### INSTRUCTIONS FOR THE TASK
Filter the records below for the word "development". Copy each line that holds it.

### MATERIAL
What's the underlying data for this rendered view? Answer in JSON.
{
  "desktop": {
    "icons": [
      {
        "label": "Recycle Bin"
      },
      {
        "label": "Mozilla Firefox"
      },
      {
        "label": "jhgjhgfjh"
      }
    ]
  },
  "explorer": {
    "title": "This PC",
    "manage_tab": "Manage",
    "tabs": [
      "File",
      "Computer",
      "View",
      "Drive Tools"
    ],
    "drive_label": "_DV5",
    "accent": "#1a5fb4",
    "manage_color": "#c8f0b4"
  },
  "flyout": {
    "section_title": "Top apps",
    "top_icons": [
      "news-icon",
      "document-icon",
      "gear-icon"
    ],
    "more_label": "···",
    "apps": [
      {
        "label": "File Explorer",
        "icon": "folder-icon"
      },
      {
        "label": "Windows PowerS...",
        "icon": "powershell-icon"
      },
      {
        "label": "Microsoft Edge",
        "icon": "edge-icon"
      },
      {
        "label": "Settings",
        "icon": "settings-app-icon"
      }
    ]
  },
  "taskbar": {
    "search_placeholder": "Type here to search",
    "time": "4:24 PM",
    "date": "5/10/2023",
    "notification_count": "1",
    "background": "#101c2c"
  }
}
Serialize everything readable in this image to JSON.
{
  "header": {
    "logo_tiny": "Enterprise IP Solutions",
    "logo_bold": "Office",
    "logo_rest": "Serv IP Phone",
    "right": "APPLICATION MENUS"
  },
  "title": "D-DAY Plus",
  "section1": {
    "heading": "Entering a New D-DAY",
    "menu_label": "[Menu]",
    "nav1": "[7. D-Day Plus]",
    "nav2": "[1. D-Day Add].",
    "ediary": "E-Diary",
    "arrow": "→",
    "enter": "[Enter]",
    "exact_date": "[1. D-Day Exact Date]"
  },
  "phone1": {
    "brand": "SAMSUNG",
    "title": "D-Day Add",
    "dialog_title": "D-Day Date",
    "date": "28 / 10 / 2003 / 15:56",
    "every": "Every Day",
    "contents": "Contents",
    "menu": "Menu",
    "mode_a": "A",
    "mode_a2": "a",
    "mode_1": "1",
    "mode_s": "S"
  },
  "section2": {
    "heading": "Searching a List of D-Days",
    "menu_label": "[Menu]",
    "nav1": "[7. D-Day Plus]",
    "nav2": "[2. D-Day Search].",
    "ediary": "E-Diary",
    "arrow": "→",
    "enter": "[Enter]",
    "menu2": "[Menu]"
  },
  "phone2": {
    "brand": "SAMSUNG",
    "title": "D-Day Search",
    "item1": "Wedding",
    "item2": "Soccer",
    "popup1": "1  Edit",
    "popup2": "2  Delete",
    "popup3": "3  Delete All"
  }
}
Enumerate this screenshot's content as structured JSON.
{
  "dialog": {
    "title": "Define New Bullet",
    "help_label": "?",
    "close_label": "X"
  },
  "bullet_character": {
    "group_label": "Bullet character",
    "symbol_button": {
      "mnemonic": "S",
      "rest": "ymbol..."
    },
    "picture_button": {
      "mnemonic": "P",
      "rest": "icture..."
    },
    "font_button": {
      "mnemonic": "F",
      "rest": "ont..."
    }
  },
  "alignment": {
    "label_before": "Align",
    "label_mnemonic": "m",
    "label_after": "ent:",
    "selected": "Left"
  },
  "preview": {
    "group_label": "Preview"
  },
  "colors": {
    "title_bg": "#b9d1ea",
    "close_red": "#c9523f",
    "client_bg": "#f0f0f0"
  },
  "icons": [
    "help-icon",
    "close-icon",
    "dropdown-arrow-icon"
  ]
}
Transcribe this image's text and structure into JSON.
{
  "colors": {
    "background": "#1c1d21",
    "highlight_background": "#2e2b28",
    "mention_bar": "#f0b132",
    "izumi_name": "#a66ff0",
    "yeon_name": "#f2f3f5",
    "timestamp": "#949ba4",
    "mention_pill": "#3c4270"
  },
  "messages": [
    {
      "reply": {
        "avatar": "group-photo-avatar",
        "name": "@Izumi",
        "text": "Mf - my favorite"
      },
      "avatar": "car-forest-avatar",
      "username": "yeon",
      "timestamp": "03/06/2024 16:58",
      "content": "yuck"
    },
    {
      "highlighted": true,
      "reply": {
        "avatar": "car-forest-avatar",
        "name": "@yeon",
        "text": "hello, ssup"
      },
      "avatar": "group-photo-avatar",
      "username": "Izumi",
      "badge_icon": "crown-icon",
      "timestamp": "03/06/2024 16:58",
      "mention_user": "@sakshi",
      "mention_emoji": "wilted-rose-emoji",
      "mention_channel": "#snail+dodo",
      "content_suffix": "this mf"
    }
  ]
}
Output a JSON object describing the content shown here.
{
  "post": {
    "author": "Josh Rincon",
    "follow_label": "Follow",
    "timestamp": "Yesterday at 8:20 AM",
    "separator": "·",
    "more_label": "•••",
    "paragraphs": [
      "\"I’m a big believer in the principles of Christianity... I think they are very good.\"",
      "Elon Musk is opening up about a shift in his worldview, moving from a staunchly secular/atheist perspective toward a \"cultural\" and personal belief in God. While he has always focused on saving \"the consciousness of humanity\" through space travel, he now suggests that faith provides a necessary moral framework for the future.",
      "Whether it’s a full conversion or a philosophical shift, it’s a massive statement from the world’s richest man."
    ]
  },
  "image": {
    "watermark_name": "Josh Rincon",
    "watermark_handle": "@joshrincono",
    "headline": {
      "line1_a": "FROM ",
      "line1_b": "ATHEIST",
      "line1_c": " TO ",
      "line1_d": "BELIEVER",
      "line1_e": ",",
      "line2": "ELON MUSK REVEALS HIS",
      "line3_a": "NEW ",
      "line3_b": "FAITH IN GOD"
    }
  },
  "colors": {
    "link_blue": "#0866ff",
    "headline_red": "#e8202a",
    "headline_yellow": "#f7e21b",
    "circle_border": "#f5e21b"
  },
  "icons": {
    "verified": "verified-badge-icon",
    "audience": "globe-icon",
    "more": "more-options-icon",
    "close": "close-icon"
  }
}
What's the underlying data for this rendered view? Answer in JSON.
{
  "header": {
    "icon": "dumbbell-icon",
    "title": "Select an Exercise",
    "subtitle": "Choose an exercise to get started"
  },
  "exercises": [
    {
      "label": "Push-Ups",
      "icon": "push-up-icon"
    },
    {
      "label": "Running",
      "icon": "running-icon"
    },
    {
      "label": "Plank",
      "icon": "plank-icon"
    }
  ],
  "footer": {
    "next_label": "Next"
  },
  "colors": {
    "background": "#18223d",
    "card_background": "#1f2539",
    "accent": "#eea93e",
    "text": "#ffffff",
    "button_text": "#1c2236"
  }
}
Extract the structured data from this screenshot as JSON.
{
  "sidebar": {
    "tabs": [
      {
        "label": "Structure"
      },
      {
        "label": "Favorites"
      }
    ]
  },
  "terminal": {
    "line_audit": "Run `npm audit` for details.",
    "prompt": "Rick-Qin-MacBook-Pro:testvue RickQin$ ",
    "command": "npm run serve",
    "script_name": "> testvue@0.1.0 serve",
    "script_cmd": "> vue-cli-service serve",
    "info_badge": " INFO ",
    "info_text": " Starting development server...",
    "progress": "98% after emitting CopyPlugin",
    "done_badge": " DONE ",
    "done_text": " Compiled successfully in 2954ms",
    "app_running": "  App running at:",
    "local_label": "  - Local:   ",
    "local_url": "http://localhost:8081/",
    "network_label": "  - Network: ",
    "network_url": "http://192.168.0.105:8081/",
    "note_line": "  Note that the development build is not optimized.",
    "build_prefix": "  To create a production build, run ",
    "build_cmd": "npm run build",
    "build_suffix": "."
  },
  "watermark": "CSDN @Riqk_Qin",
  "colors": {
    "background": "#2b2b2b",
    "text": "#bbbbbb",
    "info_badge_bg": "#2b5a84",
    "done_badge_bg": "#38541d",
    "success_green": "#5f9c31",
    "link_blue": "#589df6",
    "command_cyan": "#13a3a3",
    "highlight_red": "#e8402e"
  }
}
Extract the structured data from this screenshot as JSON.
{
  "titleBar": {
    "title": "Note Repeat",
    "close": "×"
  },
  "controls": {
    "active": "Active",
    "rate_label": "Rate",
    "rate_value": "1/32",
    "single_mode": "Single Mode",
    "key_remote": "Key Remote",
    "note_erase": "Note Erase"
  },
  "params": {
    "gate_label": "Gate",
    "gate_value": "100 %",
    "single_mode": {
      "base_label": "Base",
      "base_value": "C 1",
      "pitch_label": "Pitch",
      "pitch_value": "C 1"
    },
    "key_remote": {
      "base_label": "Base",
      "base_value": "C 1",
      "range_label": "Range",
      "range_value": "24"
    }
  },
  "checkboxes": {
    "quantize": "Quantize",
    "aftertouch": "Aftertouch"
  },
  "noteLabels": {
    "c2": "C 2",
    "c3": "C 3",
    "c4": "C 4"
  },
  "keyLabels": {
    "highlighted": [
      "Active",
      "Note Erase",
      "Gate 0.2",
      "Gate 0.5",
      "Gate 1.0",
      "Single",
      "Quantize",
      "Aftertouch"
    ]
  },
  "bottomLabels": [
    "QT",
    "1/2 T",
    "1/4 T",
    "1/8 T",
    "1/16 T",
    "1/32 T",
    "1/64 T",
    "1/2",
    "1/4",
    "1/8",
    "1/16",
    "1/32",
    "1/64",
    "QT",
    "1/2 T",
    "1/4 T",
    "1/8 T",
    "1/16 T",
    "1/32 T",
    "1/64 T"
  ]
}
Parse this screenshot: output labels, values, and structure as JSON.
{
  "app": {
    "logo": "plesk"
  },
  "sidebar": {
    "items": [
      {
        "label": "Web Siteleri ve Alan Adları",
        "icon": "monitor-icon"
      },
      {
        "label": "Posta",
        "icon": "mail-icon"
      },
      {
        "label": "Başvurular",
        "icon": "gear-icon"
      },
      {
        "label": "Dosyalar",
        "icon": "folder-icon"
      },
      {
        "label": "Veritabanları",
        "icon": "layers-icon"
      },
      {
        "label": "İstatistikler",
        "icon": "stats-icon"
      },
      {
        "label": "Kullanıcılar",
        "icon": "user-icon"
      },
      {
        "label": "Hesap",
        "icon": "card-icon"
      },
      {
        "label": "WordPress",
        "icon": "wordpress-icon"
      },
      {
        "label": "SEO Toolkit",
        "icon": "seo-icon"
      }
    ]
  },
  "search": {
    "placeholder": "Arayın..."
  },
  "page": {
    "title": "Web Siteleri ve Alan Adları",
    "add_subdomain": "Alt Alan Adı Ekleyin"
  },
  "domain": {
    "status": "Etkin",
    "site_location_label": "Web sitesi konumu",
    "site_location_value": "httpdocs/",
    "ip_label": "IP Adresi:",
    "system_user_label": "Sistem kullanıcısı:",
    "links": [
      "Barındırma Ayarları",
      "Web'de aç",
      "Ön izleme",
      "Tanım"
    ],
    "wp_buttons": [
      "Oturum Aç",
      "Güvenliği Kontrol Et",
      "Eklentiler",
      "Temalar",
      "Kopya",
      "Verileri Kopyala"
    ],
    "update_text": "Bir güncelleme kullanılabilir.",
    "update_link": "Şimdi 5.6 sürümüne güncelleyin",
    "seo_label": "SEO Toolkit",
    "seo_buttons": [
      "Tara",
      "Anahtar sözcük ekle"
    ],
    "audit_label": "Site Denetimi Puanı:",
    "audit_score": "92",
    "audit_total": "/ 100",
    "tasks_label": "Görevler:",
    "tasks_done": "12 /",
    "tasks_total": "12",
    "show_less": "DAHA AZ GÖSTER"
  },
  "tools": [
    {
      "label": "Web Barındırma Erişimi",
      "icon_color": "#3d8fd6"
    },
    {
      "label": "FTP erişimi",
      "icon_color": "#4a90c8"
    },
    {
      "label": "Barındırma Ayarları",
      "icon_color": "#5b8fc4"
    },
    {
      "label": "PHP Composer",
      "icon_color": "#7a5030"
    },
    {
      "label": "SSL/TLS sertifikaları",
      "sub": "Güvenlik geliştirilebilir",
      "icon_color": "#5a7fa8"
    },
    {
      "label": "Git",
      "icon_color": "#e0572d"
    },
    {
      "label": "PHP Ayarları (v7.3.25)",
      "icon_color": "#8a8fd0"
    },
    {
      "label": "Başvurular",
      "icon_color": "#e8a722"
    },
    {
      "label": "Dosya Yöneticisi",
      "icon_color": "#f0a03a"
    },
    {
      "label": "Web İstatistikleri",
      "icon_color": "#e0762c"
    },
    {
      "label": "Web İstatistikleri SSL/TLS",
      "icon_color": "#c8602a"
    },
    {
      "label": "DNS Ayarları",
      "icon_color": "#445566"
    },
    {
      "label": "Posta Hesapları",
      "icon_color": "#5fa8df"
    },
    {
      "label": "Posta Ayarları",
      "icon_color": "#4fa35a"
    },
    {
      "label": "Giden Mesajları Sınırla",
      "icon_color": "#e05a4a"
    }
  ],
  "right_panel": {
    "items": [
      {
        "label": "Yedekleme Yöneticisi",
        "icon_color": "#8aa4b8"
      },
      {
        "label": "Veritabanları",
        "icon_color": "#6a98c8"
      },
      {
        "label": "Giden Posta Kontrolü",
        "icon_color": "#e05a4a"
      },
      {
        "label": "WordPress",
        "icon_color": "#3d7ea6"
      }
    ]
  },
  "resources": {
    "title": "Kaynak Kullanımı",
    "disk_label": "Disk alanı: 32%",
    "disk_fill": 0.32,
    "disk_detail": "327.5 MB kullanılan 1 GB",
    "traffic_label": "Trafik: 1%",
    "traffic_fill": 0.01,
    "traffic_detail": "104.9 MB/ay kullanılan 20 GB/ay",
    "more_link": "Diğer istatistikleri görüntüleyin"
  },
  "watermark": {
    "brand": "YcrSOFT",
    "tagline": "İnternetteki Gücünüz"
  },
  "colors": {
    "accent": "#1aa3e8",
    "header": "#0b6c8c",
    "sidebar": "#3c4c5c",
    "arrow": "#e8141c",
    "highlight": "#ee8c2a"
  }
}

### ANSWER BELOW
    "info_text": " Starting development server...",
    "note_line": "  Note that the development build is not optimized.",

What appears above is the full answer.